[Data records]
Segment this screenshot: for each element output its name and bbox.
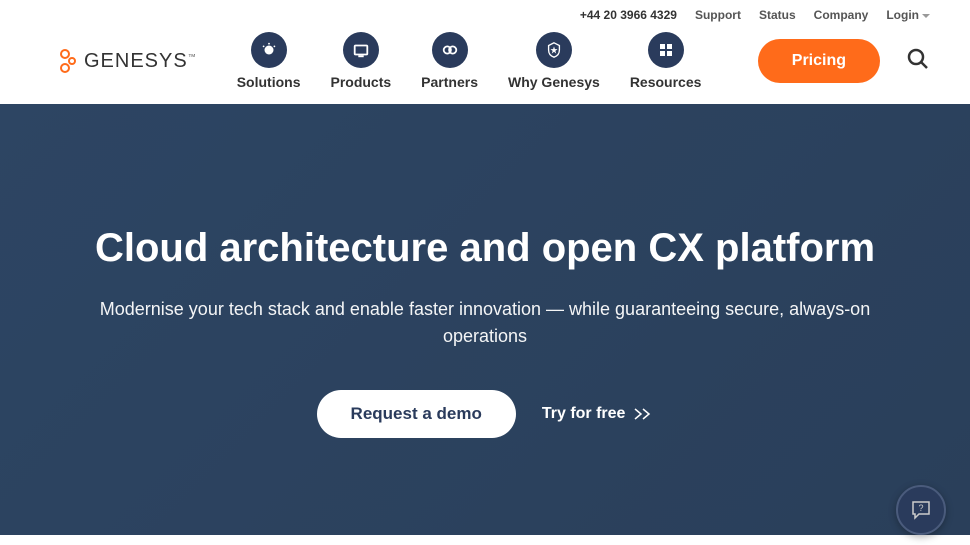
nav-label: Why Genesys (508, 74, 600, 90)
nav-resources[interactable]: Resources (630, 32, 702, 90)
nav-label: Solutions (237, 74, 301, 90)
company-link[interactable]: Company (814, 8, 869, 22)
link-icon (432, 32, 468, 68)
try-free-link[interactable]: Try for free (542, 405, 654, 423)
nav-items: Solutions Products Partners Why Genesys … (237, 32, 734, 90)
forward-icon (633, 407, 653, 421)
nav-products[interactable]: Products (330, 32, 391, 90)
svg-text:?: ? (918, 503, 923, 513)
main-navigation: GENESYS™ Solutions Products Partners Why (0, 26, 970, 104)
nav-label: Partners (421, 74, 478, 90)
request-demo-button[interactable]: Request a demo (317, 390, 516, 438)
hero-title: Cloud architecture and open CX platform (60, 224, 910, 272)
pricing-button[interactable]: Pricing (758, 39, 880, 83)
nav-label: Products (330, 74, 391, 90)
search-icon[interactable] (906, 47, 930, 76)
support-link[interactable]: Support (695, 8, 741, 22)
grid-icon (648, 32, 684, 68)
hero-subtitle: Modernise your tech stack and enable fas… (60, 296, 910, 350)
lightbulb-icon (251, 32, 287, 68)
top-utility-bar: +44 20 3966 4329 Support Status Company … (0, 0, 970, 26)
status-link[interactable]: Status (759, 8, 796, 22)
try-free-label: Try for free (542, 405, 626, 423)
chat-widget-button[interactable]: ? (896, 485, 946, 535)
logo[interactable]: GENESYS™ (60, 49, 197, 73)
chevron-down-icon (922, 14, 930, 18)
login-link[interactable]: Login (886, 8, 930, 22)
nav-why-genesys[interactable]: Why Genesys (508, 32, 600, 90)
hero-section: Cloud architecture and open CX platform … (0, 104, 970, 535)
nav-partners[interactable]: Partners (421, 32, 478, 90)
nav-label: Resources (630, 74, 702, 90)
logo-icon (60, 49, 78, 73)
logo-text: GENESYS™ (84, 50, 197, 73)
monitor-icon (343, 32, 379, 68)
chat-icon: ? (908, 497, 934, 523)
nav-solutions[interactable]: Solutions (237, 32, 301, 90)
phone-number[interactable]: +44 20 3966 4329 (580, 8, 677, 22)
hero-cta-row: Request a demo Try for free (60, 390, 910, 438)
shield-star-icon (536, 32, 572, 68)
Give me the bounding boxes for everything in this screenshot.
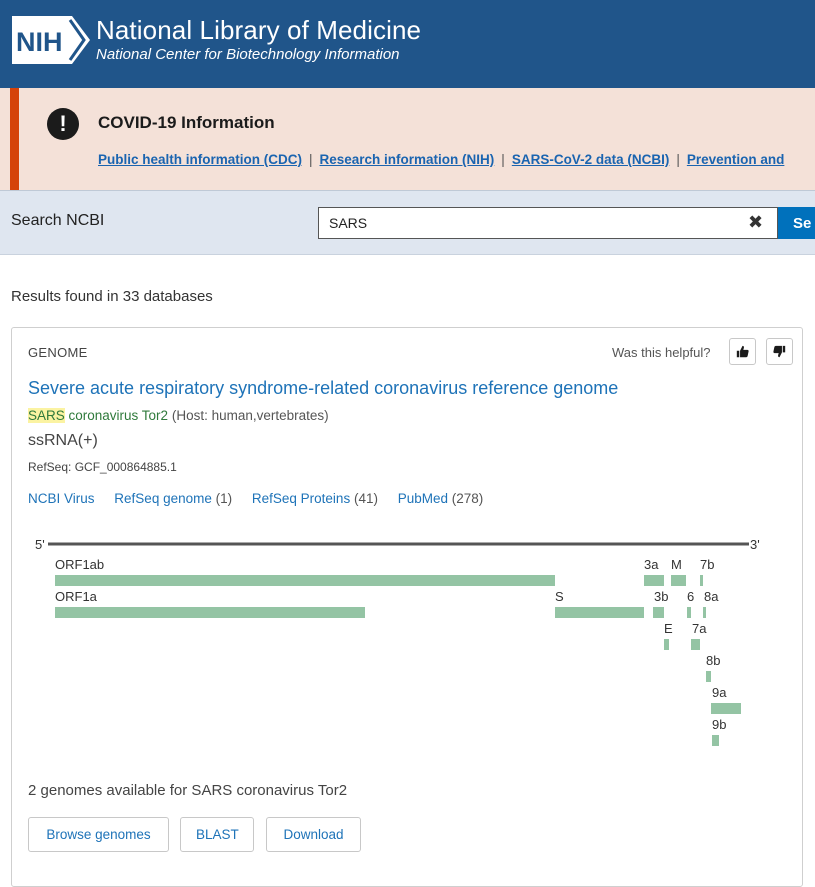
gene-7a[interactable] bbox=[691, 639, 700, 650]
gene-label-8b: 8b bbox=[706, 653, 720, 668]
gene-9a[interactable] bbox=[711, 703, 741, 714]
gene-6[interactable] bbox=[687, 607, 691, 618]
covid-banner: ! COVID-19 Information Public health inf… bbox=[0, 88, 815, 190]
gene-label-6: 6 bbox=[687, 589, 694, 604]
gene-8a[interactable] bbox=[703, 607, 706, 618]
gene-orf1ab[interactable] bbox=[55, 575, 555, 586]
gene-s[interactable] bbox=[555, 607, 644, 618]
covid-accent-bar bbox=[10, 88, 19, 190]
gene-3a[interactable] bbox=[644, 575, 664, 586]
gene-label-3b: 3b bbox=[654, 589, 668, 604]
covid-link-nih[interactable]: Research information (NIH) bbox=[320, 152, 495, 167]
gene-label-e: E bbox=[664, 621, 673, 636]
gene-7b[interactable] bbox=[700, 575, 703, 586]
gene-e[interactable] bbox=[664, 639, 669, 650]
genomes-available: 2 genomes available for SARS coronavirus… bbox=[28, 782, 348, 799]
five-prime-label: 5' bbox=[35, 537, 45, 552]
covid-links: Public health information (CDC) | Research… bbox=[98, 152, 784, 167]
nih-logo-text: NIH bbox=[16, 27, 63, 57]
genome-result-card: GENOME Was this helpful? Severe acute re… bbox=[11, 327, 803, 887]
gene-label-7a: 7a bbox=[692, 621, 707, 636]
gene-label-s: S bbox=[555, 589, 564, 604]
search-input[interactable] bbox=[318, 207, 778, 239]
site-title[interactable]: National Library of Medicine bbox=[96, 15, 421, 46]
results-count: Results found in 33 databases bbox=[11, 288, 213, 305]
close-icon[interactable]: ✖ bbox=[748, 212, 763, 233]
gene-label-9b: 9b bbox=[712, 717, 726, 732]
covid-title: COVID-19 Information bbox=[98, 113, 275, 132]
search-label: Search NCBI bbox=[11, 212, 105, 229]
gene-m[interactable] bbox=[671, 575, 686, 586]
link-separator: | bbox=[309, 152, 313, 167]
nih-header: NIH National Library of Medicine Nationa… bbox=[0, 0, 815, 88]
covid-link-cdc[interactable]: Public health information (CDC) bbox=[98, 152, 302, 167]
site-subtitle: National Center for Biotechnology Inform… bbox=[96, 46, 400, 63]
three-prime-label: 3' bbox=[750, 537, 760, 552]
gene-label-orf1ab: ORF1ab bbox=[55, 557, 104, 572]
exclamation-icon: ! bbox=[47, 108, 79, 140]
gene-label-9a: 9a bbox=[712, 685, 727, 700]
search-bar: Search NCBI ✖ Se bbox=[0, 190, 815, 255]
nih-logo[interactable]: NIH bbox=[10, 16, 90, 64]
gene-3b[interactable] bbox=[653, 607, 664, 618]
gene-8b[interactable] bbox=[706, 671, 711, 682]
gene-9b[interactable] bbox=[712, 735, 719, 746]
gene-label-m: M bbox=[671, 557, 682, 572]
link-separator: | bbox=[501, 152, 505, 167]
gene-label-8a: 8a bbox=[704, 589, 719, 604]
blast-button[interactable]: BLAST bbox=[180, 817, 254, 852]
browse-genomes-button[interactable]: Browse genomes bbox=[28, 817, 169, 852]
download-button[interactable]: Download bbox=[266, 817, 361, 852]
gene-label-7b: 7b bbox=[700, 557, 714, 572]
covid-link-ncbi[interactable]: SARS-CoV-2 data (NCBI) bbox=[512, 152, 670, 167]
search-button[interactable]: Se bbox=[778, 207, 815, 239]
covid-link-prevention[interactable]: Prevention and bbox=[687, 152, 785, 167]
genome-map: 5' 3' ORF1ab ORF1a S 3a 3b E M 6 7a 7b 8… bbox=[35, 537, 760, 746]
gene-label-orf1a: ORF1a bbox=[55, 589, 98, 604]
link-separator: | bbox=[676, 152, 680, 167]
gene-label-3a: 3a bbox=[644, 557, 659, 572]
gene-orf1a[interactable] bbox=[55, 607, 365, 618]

- WHAT THE TASK REQUIRES -
What comes back should match the records exactly, minus any pictures.

- TASK RESULT -
Segment this screenshot: for each element output its name and bbox.
nav-label: Why Genesys (508, 74, 600, 90)
nav-resources[interactable]: Resources (630, 32, 702, 90)
nav-label: Solutions (237, 74, 301, 90)
company-link[interactable]: Company (814, 8, 869, 22)
link-icon (432, 32, 468, 68)
try-free-link[interactable]: Try for free (542, 405, 654, 423)
nav-items: Solutions Products Partners Why Genesys … (237, 32, 734, 90)
forward-icon (633, 407, 653, 421)
nav-products[interactable]: Products (330, 32, 391, 90)
svg-text:?: ? (918, 503, 923, 513)
main-navigation: GENESYS™ Solutions Products Partners Why (0, 26, 970, 104)
nav-label: Partners (421, 74, 478, 90)
request-demo-button[interactable]: Request a demo (317, 390, 516, 438)
hero-title: Cloud architecture and open CX platform (60, 224, 910, 272)
pricing-button[interactable]: Pricing (758, 39, 880, 83)
nav-label: Products (330, 74, 391, 90)
search-icon[interactable] (906, 47, 930, 76)
support-link[interactable]: Support (695, 8, 741, 22)
grid-icon (648, 32, 684, 68)
hero-subtitle: Modernise your tech stack and enable fas… (60, 296, 910, 350)
lightbulb-icon (251, 32, 287, 68)
top-utility-bar: +44 20 3966 4329 Support Status Company … (0, 0, 970, 26)
status-link[interactable]: Status (759, 8, 796, 22)
try-free-label: Try for free (542, 405, 626, 423)
chat-widget-button[interactable]: ? (896, 485, 946, 535)
logo[interactable]: GENESYS™ (60, 49, 197, 73)
chevron-down-icon (922, 14, 930, 18)
login-link[interactable]: Login (886, 8, 930, 22)
nav-why-genesys[interactable]: Why Genesys (508, 32, 600, 90)
hero-section: Cloud architecture and open CX platform … (0, 104, 970, 535)
nav-partners[interactable]: Partners (421, 32, 478, 90)
nav-label: Resources (630, 74, 702, 90)
logo-icon (60, 49, 78, 73)
logo-text: GENESYS™ (84, 50, 197, 73)
monitor-icon (343, 32, 379, 68)
chat-icon: ? (908, 497, 934, 523)
nav-solutions[interactable]: Solutions (237, 32, 301, 90)
phone-number[interactable]: +44 20 3966 4329 (580, 8, 677, 22)
hero-cta-row: Request a demo Try for free (60, 390, 910, 438)
shield-star-icon (536, 32, 572, 68)
Give me the bounding boxes for everything in this screenshot.
gene-7a[interactable] bbox=[691, 639, 700, 650]
gene-label-8b: 8b bbox=[706, 653, 720, 668]
gene-9a[interactable] bbox=[711, 703, 741, 714]
gene-6[interactable] bbox=[687, 607, 691, 618]
covid-banner: ! COVID-19 Information Public health inf… bbox=[0, 88, 815, 190]
gene-label-6: 6 bbox=[687, 589, 694, 604]
gene-8a[interactable] bbox=[703, 607, 706, 618]
gene-orf1ab[interactable] bbox=[55, 575, 555, 586]
gene-s[interactable] bbox=[555, 607, 644, 618]
covid-accent-bar bbox=[10, 88, 19, 190]
gene-3a[interactable] bbox=[644, 575, 664, 586]
gene-label-3b: 3b bbox=[654, 589, 668, 604]
covid-link-nih[interactable]: Research information (NIH) bbox=[320, 152, 495, 167]
gene-label-e: E bbox=[664, 621, 673, 636]
gene-7b[interactable] bbox=[700, 575, 703, 586]
gene-e[interactable] bbox=[664, 639, 669, 650]
genomes-available: 2 genomes available for SARS coronavirus… bbox=[28, 782, 348, 799]
five-prime-label: 5' bbox=[35, 537, 45, 552]
covid-links: Public health information (CDC) | Research… bbox=[98, 152, 784, 167]
nih-logo-text: NIH bbox=[16, 27, 63, 57]
genome-result-card: GENOME Was this helpful? Severe acute re… bbox=[11, 327, 803, 887]
gene-label-7a: 7a bbox=[692, 621, 707, 636]
gene-label-s: S bbox=[555, 589, 564, 604]
search-input[interactable] bbox=[318, 207, 778, 239]
site-title[interactable]: National Library of Medicine bbox=[96, 15, 421, 46]
results-count: Results found in 33 databases bbox=[11, 288, 213, 305]
close-icon[interactable]: ✖ bbox=[748, 212, 763, 233]
gene-label-9b: 9b bbox=[712, 717, 726, 732]
covid-title: COVID-19 Information bbox=[98, 113, 275, 132]
search-label: Search NCBI bbox=[11, 212, 105, 229]
gene-m[interactable] bbox=[671, 575, 686, 586]
link-separator: | bbox=[309, 152, 313, 167]
nih-header: NIH National Library of Medicine Nationa… bbox=[0, 0, 815, 88]
covid-link-cdc[interactable]: Public health information (CDC) bbox=[98, 152, 302, 167]
site-subtitle: National Center for Biotechnology Inform… bbox=[96, 46, 400, 63]
three-prime-label: 3' bbox=[750, 537, 760, 552]
gene-label-orf1ab: ORF1ab bbox=[55, 557, 104, 572]
exclamation-icon: ! bbox=[47, 108, 79, 140]
gene-label-9a: 9a bbox=[712, 685, 727, 700]
search-bar: Search NCBI ✖ Se bbox=[0, 190, 815, 255]
nih-logo[interactable]: NIH bbox=[10, 16, 90, 64]
gene-3b[interactable] bbox=[653, 607, 664, 618]
gene-8b[interactable] bbox=[706, 671, 711, 682]
gene-9b[interactable] bbox=[712, 735, 719, 746]
gene-label-m: M bbox=[671, 557, 682, 572]
link-separator: | bbox=[501, 152, 505, 167]
gene-label-8a: 8a bbox=[704, 589, 719, 604]
blast-button[interactable]: BLAST bbox=[180, 817, 254, 852]
browse-genomes-button[interactable]: Browse genomes bbox=[28, 817, 169, 852]
download-button[interactable]: Download bbox=[266, 817, 361, 852]
gene-label-7b: 7b bbox=[700, 557, 714, 572]
covid-link-ncbi[interactable]: SARS-CoV-2 data (NCBI) bbox=[512, 152, 670, 167]
search-button[interactable]: Se bbox=[778, 207, 815, 239]
covid-link-prevention[interactable]: Prevention and bbox=[687, 152, 785, 167]
genome-map: 5' 3' ORF1ab ORF1a S 3a 3b E M 6 7a 7b 8… bbox=[35, 537, 760, 746]
gene-label-orf1a: ORF1a bbox=[55, 589, 98, 604]
link-separator: | bbox=[676, 152, 680, 167]
gene-label-3a: 3a bbox=[644, 557, 659, 572]
gene-orf1a[interactable] bbox=[55, 607, 365, 618]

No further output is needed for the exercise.